Give every line below again, exactly.

Start of STORED ROWS

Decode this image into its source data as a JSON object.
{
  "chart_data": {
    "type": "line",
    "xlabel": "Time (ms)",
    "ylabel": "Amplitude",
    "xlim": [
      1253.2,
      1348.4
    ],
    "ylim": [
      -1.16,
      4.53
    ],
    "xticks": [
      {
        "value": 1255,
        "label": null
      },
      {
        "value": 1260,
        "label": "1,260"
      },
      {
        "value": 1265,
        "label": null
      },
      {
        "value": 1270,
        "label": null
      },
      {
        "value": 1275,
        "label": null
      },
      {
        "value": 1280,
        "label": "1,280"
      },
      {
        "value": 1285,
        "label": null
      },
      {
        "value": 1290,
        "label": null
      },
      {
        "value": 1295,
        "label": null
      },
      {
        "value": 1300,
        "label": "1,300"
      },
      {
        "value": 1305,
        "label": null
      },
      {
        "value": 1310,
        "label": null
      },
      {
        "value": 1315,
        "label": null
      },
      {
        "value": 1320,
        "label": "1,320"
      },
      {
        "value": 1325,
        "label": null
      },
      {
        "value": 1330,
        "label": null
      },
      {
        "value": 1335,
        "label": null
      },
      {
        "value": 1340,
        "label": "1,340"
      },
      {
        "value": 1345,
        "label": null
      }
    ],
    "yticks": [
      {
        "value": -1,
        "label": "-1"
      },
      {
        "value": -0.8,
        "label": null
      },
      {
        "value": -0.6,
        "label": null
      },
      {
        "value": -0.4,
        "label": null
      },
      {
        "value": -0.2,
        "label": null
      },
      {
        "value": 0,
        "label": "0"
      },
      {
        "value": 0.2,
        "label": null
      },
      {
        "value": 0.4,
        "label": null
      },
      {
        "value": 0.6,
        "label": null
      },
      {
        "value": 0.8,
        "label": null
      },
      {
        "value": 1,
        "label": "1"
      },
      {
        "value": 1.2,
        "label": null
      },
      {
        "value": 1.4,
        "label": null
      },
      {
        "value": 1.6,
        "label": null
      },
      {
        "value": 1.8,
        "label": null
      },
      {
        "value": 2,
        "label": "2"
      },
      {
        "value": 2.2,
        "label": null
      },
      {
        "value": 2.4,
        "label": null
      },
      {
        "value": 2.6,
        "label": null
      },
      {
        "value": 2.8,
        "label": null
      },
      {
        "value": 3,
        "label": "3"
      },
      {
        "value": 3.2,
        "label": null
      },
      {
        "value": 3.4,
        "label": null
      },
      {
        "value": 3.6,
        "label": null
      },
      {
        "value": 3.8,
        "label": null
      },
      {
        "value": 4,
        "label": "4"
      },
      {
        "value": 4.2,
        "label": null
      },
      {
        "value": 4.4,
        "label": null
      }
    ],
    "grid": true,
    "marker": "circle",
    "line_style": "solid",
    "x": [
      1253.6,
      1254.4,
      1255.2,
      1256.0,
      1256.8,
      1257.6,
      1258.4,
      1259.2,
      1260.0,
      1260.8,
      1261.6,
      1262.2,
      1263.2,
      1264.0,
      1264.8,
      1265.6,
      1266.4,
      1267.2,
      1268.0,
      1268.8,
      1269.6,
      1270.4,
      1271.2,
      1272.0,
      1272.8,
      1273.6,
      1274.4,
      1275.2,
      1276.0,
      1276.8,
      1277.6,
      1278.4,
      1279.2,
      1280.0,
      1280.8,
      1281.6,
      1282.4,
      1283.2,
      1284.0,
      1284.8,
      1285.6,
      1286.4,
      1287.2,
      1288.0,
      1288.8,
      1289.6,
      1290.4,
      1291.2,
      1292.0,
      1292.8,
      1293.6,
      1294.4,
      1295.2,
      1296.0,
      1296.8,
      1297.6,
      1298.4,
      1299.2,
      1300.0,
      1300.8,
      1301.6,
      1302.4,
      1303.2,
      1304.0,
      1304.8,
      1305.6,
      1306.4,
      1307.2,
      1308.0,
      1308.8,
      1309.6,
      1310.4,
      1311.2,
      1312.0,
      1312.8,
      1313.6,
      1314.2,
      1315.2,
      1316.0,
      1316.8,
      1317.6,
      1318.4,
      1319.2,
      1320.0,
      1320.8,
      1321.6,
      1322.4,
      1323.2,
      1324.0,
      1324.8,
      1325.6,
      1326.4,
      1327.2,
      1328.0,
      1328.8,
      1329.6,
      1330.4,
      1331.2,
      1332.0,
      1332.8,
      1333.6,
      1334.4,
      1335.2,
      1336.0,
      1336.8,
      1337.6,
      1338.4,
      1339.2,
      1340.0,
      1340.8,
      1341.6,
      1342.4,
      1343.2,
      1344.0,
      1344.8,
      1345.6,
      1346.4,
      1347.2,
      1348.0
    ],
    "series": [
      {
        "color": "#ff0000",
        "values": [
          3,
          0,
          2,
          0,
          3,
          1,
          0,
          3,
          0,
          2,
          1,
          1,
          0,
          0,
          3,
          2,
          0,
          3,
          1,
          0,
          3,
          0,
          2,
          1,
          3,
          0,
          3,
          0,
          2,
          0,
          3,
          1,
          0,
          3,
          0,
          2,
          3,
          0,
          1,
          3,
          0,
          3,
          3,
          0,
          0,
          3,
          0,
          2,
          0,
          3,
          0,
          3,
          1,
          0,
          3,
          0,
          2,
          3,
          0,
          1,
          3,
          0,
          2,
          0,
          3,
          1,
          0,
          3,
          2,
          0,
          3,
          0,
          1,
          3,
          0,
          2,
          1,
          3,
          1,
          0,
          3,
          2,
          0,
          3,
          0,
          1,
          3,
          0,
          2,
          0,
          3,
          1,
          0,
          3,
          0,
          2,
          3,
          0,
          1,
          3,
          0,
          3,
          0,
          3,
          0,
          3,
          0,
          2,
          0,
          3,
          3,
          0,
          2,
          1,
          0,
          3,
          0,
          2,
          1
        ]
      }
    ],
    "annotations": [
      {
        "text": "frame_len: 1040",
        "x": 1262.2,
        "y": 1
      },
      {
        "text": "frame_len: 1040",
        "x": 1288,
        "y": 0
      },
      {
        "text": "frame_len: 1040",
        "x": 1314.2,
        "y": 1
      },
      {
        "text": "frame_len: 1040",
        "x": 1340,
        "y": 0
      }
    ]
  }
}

End of STORED ROWS

• _WORKED ANSWER_
Decode this image into its source data as a JSON object.
{
  "chart_data": {
    "type": "line",
    "xlabel": "Time (ms)",
    "ylabel": "Amplitude",
    "xlim": [
      1253.2,
      1348.4
    ],
    "ylim": [
      -1.16,
      4.53
    ],
    "xticks": [
      {
        "value": 1255,
        "label": null
      },
      {
        "value": 1260,
        "label": "1,260"
      },
      {
        "value": 1265,
        "label": null
      },
      {
        "value": 1270,
        "label": null
      },
      {
        "value": 1275,
        "label": null
      },
      {
        "value": 1280,
        "label": "1,280"
      },
      {
        "value": 1285,
        "label": null
      },
      {
        "value": 1290,
        "label": null
      },
      {
        "value": 1295,
        "label": null
      },
      {
        "value": 1300,
        "label": "1,300"
      },
      {
        "value": 1305,
        "label": null
      },
      {
        "value": 1310,
        "label": null
      },
      {
        "value": 1315,
        "label": null
      },
      {
        "value": 1320,
        "label": "1,320"
      },
      {
        "value": 1325,
        "label": null
      },
      {
        "value": 1330,
        "label": null
      },
      {
        "value": 1335,
        "label": null
      },
      {
        "value": 1340,
        "label": "1,340"
      },
      {
        "value": 1345,
        "label": null
      }
    ],
    "yticks": [
      {
        "value": -1,
        "label": "-1"
      },
      {
        "value": -0.8,
        "label": null
      },
      {
        "value": -0.6,
        "label": null
      },
      {
        "value": -0.4,
        "label": null
      },
      {
        "value": -0.2,
        "label": null
      },
      {
        "value": 0,
        "label": "0"
      },
      {
        "value": 0.2,
        "label": null
      },
      {
        "value": 0.4,
        "label": null
      },
      {
        "value": 0.6,
        "label": null
      },
      {
        "value": 0.8,
        "label": null
      },
      {
        "value": 1,
        "label": "1"
      },
      {
        "value": 1.2,
        "label": null
      },
      {
        "value": 1.4,
        "label": null
      },
      {
        "value": 1.6,
        "label": null
      },
      {
        "value": 1.8,
        "label": null
      },
      {
        "value": 2,
        "label": "2"
      },
      {
        "value": 2.2,
        "label": null
      },
      {
        "value": 2.4,
        "label": null
      },
      {
        "value": 2.6,
        "label": null
      },
      {
        "value": 2.8,
        "label": null
      },
      {
        "value": 3,
        "label": "3"
      },
      {
        "value": 3.2,
        "label": null
      },
      {
        "value": 3.4,
        "label": null
      },
      {
        "value": 3.6,
        "label": null
      },
      {
        "value": 3.8,
        "label": null
      },
      {
        "value": 4,
        "label": "4"
      },
      {
        "value": 4.2,
        "label": null
      },
      {
        "value": 4.4,
        "label": null
      }
    ],
    "grid": true,
    "marker": "circle",
    "line_style": "solid",
    "x": [
      1253.6,
      1254.4,
      1255.2,
      1256.0,
      1256.8,
      1257.6,
      1258.4,
      1259.2,
      1260.0,
      1260.8,
      1261.6,
      1262.2,
      1263.2,
      1264.0,
      1264.8,
      1265.6,
      1266.4,
      1267.2,
      1268.0,
      1268.8,
      1269.6,
      1270.4,
      1271.2,
      1272.0,
      1272.8,
      1273.6,
      1274.4,
      1275.2,
      1276.0,
      1276.8,
      1277.6,
      1278.4,
      1279.2,
      1280.0,
      1280.8,
      1281.6,
      1282.4,
      1283.2,
      1284.0,
      1284.8,
      1285.6,
      1286.4,
      1287.2,
      1288.0,
      1288.8,
      1289.6,
      1290.4,
      1291.2,
      1292.0,
      1292.8,
      1293.6,
      1294.4,
      1295.2,
      1296.0,
      1296.8,
      1297.6,
      1298.4,
      1299.2,
      1300.0,
      1300.8,
      1301.6,
      1302.4,
      1303.2,
      1304.0,
      1304.8,
      1305.6,
      1306.4,
      1307.2,
      1308.0,
      1308.8,
      1309.6,
      1310.4,
      1311.2,
      1312.0,
      1312.8,
      1313.6,
      1314.2,
      1315.2,
      1316.0,
      1316.8,
      1317.6,
      1318.4,
      1319.2,
      1320.0,
      1320.8,
      1321.6,
      1322.4,
      1323.2,
      1324.0,
      1324.8,
      1325.6,
      1326.4,
      1327.2,
      1328.0,
      1328.8,
      1329.6,
      1330.4,
      1331.2,
      1332.0,
      1332.8,
      1333.6,
      1334.4,
      1335.2,
      1336.0,
      1336.8,
      1337.6,
      1338.4,
      1339.2,
      1340.0,
      1340.8,
      1341.6,
      1342.4,
      1343.2,
      1344.0,
      1344.8,
      1345.6,
      1346.4,
      1347.2,
      1348.0
    ],
    "series": [
      {
        "color": "#ff0000",
        "values": [
          3,
          0,
          2,
          0,
          3,
          1,
          0,
          3,
          0,
          2,
          1,
          1,
          0,
          0,
          3,
          2,
          0,
          3,
          1,
          0,
          3,
          0,
          2,
          1,
          3,
          0,
          3,
          0,
          2,
          0,
          3,
          1,
          0,
          3,
          0,
          2,
          3,
          0,
          1,
          3,
          0,
          3,
          3,
          0,
          0,
          3,
          0,
          2,
          0,
          3,
          0,
          3,
          1,
          0,
          3,
          0,
          2,
          3,
          0,
          1,
          3,
          0,
          2,
          0,
          3,
          1,
          0,
          3,
          2,
          0,
          3,
          0,
          1,
          3,
          0,
          2,
          1,
          3,
          1,
          0,
          3,
          2,
          0,
          3,
          0,
          1,
          3,
          0,
          2,
          0,
          3,
          1,
          0,
          3,
          0,
          2,
          3,
          0,
          1,
          3,
          0,
          3,
          0,
          3,
          0,
          3,
          0,
          2,
          0,
          3,
          3,
          0,
          2,
          1,
          0,
          3,
          0,
          2,
          1
        ]
      }
    ],
    "annotations": [
      {
        "text": "frame_len: 1040",
        "x": 1262.2,
        "y": 1
      },
      {
        "text": "frame_len: 1040",
        "x": 1288,
        "y": 0
      },
      {
        "text": "frame_len: 1040",
        "x": 1314.2,
        "y": 1
      },
      {
        "text": "frame_len: 1040",
        "x": 1340,
        "y": 0
      }
    ]
  }
}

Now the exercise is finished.